··· INPUT MATERIAL ···
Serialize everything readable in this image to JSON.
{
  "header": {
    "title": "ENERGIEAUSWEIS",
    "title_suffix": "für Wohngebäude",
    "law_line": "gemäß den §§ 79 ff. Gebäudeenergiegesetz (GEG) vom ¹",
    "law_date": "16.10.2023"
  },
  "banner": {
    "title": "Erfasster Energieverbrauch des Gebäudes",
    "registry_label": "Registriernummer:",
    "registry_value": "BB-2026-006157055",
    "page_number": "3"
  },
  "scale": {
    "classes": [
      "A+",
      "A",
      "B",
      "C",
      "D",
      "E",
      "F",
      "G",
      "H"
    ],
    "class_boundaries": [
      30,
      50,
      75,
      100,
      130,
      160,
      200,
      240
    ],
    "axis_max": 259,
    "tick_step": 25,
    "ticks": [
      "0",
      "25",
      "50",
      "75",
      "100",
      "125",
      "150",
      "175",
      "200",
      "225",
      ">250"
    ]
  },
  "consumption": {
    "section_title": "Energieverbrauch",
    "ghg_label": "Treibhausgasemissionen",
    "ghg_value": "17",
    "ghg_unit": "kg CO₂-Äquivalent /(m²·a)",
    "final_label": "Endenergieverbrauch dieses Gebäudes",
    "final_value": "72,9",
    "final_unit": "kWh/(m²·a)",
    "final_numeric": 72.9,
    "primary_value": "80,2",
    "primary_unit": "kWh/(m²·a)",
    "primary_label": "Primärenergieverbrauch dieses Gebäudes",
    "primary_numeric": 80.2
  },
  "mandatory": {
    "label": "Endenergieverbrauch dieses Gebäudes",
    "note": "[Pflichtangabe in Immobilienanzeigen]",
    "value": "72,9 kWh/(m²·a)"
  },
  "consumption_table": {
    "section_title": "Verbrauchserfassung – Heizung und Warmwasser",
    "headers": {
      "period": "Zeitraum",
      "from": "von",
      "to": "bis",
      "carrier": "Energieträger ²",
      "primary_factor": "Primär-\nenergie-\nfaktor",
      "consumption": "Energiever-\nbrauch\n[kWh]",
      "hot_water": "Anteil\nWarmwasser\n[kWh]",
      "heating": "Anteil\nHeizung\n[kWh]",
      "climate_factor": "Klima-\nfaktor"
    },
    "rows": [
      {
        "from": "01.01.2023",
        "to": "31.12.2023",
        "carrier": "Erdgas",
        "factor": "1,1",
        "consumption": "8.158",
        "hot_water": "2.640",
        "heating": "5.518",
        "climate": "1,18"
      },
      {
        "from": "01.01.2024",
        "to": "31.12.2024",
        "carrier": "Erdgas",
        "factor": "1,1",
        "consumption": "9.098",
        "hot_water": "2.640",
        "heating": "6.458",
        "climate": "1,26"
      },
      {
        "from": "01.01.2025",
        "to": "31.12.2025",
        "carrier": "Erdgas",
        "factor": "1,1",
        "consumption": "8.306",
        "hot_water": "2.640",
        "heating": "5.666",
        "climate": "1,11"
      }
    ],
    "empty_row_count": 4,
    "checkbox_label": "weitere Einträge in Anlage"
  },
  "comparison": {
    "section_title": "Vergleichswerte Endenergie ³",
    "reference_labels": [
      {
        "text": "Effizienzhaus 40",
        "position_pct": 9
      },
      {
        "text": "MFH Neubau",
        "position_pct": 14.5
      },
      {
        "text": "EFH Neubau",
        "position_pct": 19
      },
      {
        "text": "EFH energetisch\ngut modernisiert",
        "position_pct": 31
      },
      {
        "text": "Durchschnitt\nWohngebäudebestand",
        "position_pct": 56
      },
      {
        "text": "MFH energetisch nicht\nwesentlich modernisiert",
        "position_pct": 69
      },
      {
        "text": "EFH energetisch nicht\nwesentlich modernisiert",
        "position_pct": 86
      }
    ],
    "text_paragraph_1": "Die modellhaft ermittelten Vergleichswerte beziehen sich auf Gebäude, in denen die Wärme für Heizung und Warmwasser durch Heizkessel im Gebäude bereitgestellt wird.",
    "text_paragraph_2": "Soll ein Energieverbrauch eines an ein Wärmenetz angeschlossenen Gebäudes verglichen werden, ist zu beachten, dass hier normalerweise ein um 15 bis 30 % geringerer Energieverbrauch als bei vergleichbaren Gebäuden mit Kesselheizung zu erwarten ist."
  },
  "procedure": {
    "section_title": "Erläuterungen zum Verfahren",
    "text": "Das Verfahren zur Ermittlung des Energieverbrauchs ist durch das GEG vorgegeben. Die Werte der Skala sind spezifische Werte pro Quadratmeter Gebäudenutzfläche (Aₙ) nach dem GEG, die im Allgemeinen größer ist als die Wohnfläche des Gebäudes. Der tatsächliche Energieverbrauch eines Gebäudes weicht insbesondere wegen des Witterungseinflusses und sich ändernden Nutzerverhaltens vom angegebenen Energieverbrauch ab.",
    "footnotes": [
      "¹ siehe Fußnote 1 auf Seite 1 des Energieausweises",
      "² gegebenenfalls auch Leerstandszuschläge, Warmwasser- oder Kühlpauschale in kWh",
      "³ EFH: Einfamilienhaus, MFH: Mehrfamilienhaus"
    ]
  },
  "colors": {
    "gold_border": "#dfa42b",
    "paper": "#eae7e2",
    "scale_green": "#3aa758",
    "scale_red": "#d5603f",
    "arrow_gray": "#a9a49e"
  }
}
···
TASK DIRECTIONS:
Retype the data in full and match it exactly.

THE RESPONSE:
Serialize everything readable in this image to JSON.
{
  "header": {
    "title": "ENERGIEAUSWEIS",
    "title_suffix": "für Wohngebäude",
    "law_line": "gemäß den §§ 79 ff. Gebäudeenergiegesetz (GEG) vom ¹",
    "law_date": "16.10.2023"
  },
  "banner": {
    "title": "Erfasster Energieverbrauch des Gebäudes",
    "registry_label": "Registriernummer:",
    "registry_value": "BB-2026-006157055",
    "page_number": "3"
  },
  "scale": {
    "classes": [
      "A+",
      "A",
      "B",
      "C",
      "D",
      "E",
      "F",
      "G",
      "H"
    ],
    "class_boundaries": [
      30,
      50,
      75,
      100,
      130,
      160,
      200,
      240
    ],
    "axis_max": 259,
    "tick_step": 25,
    "ticks": [
      "0",
      "25",
      "50",
      "75",
      "100",
      "125",
      "150",
      "175",
      "200",
      "225",
      ">250"
    ]
  },
  "consumption": {
    "section_title": "Energieverbrauch",
    "ghg_label": "Treibhausgasemissionen",
    "ghg_value": "17",
    "ghg_unit": "kg CO₂-Äquivalent /(m²·a)",
    "final_label": "Endenergieverbrauch dieses Gebäudes",
    "final_value": "72,9",
    "final_unit": "kWh/(m²·a)",
    "final_numeric": 72.9,
    "primary_value": "80,2",
    "primary_unit": "kWh/(m²·a)",
    "primary_label": "Primärenergieverbrauch dieses Gebäudes",
    "primary_numeric": 80.2
  },
  "mandatory": {
    "label": "Endenergieverbrauch dieses Gebäudes",
    "note": "[Pflichtangabe in Immobilienanzeigen]",
    "value": "72,9 kWh/(m²·a)"
  },
  "consumption_table": {
    "section_title": "Verbrauchserfassung – Heizung und Warmwasser",
    "headers": {
      "period": "Zeitraum",
      "from": "von",
      "to": "bis",
      "carrier": "Energieträger ²",
      "primary_factor": "Primär-\nenergie-\nfaktor",
      "consumption": "Energiever-\nbrauch\n[kWh]",
      "hot_water": "Anteil\nWarmwasser\n[kWh]",
      "heating": "Anteil\nHeizung\n[kWh]",
      "climate_factor": "Klima-\nfaktor"
    },
    "rows": [
      {
        "from": "01.01.2023",
        "to": "31.12.2023",
        "carrier": "Erdgas",
        "factor": "1,1",
        "consumption": "8.158",
        "hot_water": "2.640",
        "heating": "5.518",
        "climate": "1,18"
      },
      {
        "from": "01.01.2024",
        "to": "31.12.2024",
        "carrier": "Erdgas",
        "factor": "1,1",
        "consumption": "9.098",
        "hot_water": "2.640",
        "heating": "6.458",
        "climate": "1,26"
      },
      {
        "from": "01.01.2025",
        "to": "31.12.2025",
        "carrier": "Erdgas",
        "factor": "1,1",
        "consumption": "8.306",
        "hot_water": "2.640",
        "heating": "5.666",
        "climate": "1,11"
      }
    ],
    "empty_row_count": 4,
    "checkbox_label": "weitere Einträge in Anlage"
  },
  "comparison": {
    "section_title": "Vergleichswerte Endenergie ³",
    "reference_labels": [
      {
        "text": "Effizienzhaus 40",
        "position_pct": 9
      },
      {
        "text": "MFH Neubau",
        "position_pct": 14.5
      },
      {
        "text": "EFH Neubau",
        "position_pct": 19
      },
      {
        "text": "EFH energetisch\ngut modernisiert",
        "position_pct": 31
      },
      {
        "text": "Durchschnitt\nWohngebäudebestand",
        "position_pct": 56
      },
      {
        "text": "MFH energetisch nicht\nwesentlich modernisiert",
        "position_pct": 69
      },
      {
        "text": "EFH energetisch nicht\nwesentlich modernisiert",
        "position_pct": 86
      }
    ],
    "text_paragraph_1": "Die modellhaft ermittelten Vergleichswerte beziehen sich auf Gebäude, in denen die Wärme für Heizung und Warmwasser durch Heizkessel im Gebäude bereitgestellt wird.",
    "text_paragraph_2": "Soll ein Energieverbrauch eines an ein Wärmenetz angeschlossenen Gebäudes verglichen werden, ist zu beachten, dass hier normalerweise ein um 15 bis 30 % geringerer Energieverbrauch als bei vergleichbaren Gebäuden mit Kesselheizung zu erwarten ist."
  },
  "procedure": {
    "section_title": "Erläuterungen zum Verfahren",
    "text": "Das Verfahren zur Ermittlung des Energieverbrauchs ist durch das GEG vorgegeben. Die Werte der Skala sind spezifische Werte pro Quadratmeter Gebäudenutzfläche (Aₙ) nach dem GEG, die im Allgemeinen größer ist als die Wohnfläche des Gebäudes. Der tatsächliche Energieverbrauch eines Gebäudes weicht insbesondere wegen des Witterungseinflusses und sich ändernden Nutzerverhaltens vom angegebenen Energieverbrauch ab.",
    "footnotes": [
      "¹ siehe Fußnote 1 auf Seite 1 des Energieausweises",
      "² gegebenenfalls auch Leerstandszuschläge, Warmwasser- oder Kühlpauschale in kWh",
      "³ EFH: Einfamilienhaus, MFH: Mehrfamilienhaus"
    ]
  },
  "colors": {
    "gold_border": "#dfa42b",
    "paper": "#eae7e2",
    "scale_green": "#3aa758",
    "scale_red": "#d5603f",
    "arrow_gray": "#a9a49e"
  }
}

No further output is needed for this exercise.